## WHAT IS ASKED
Present each line of the entries below that holds the word "Read".

## RECORDS FOR THE TASK
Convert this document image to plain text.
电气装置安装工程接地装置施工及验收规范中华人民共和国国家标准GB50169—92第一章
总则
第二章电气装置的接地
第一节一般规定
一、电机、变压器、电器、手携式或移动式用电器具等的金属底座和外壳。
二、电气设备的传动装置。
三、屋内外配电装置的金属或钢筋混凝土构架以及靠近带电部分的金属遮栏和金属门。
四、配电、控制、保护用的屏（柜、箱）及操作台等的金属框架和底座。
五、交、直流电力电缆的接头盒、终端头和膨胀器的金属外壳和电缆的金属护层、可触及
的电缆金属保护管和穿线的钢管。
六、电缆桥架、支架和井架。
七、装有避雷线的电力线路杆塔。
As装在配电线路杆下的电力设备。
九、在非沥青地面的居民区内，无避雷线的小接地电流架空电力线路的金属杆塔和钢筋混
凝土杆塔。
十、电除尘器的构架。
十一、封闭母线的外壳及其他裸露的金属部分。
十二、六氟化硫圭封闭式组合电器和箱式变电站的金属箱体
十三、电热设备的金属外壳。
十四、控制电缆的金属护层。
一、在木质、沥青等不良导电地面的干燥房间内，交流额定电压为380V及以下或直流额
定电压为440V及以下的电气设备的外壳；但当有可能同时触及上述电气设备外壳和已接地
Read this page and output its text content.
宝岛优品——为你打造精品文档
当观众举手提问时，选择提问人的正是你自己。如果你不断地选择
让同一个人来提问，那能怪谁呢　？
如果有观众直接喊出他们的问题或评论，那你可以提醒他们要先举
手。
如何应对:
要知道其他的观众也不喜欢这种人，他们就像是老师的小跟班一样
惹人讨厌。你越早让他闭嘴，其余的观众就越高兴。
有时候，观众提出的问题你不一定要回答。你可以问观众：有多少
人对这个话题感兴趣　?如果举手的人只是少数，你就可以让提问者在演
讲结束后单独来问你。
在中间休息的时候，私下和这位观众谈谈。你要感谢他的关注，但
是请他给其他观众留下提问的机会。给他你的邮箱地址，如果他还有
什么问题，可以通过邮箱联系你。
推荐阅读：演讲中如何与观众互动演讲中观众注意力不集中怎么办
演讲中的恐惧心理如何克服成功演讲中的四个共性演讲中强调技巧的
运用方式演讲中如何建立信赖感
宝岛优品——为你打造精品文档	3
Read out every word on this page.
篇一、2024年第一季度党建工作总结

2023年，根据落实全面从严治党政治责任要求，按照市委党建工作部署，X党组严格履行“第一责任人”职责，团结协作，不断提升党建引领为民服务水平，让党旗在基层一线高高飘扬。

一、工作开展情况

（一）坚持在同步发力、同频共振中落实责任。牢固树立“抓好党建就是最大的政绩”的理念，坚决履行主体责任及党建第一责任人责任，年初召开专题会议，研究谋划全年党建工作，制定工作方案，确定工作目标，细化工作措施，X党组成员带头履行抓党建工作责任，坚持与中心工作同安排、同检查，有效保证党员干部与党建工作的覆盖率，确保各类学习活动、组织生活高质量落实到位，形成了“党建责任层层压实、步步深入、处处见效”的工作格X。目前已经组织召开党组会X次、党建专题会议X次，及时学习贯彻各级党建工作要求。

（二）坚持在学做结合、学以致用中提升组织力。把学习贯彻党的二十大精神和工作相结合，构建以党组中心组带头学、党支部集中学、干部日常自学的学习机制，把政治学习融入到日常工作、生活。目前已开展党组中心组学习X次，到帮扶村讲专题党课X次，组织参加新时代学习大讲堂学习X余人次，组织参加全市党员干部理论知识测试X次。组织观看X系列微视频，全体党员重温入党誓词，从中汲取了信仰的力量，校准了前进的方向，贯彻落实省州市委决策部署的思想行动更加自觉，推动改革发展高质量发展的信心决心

## ANSWER BELOW
Read this page and output its text content.
Read out every word on this page.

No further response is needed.